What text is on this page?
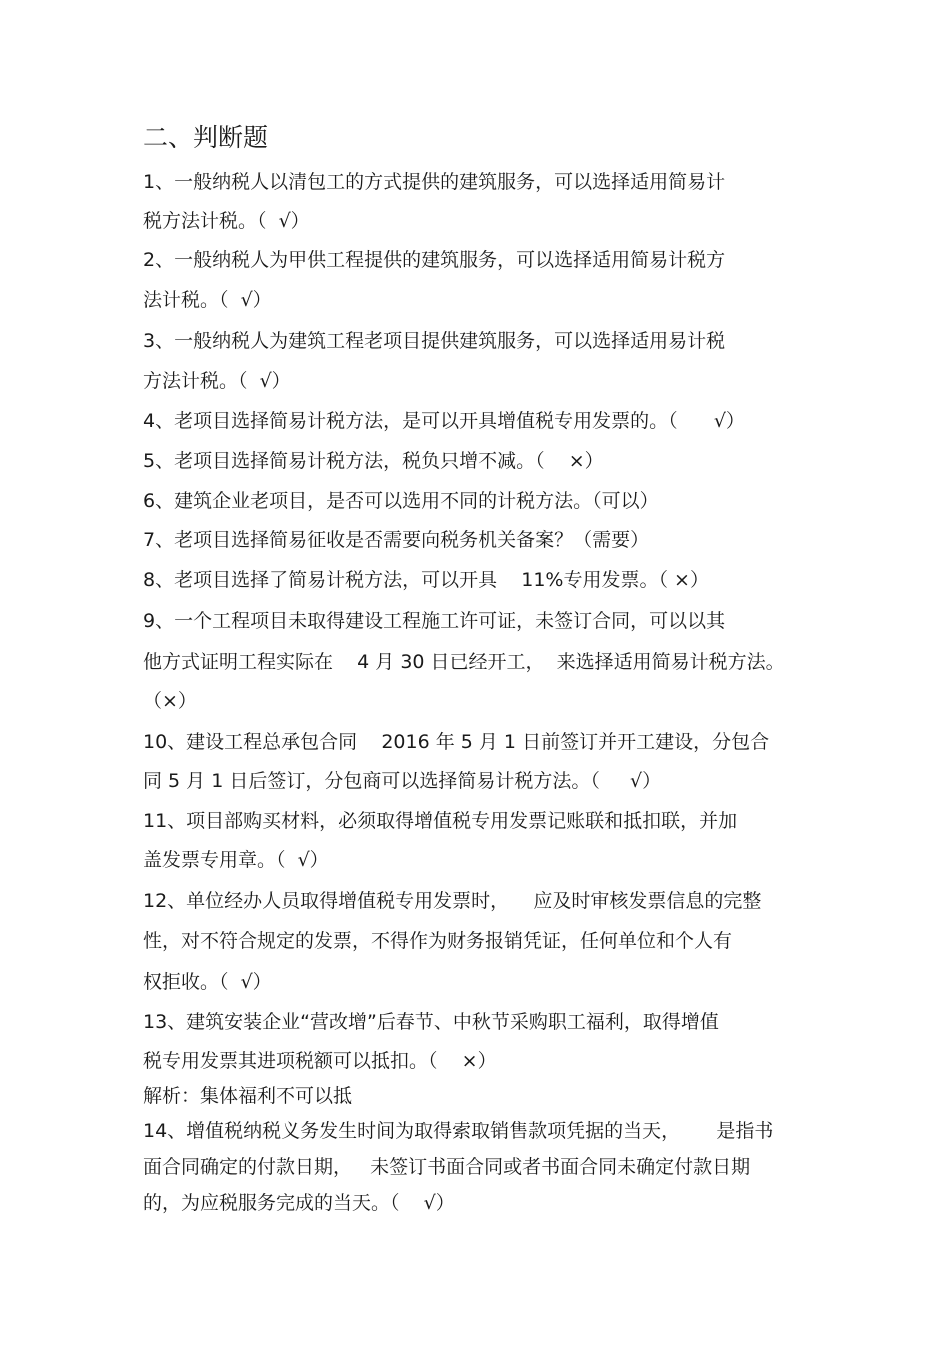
二、判断题
1、一般纳税人以清包工的方式提供的建筑服务，可以选择适用简易计
税方法计税。（  √）
2、一般纳税人为甲供工程提供的建筑服务，可以选择适用简易计税方
法计税。（  √）
3、一般纳税人为建筑工程老项目提供建筑服务，可以选择适用易计税
方法计税。（  √）
4、老项目选择简易计税方法，是可以开具增值税专用发票的。（      √）
5、老项目选择简易计税方法，税负只增不减。（    ×）
6、建筑企业老项目，是否可以选用不同的计税方法。（可以）
7、老项目选择简易征收是否需要向税务机关备案？（需要）
8、老项目选择了简易计税方法，可以开具    11%专用发票。（ ×）
9、一个工程项目未取得建设工程施工许可证，未签订合同，可以以其
他方式证明工程实际在    4 月 30 日已经开工，  来选择适用简易计税方法。
（×）
10、建设工程总承包合同    2016 年 5 月 1 日前签订并开工建设，分包合
同 5 月 1 日后签订，分包商可以选择简易计税方法。（     √）
11、项目部购买材料，必须取得增值税专用发票记账联和抵扣联，并加
盖发票专用章。（  √）
12、单位经办人员取得增值税专用发票时，    应及时审核发票信息的完整
性，对不符合规定的发票，不得作为财务报销凭证，任何单位和个人有
权拒收。（  √）
13、建筑安装企业“营改增”后春节、中秋节采购职工福利，取得增值
税专用发票其进项税额可以抵扣。（    ×）
解析：集体福利不可以抵
14、增值税纳税义务发生时间为取得索取销售款项凭据的当天，      是指书
面合同确定的付款日期，   未签订书面合同或者书面合同未确定付款日期
的，为应税服务完成的当天。（    √）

▶ [Task instructions]
Collect the lines of the data that carry the word "老项目选择简易计税方法".

▶ [Solution to this problem]
4、老项目选择简易计税方法，是可以开具增值税专用发票的。（      √）
5、老项目选择简易计税方法，税负只增不减。（    ×）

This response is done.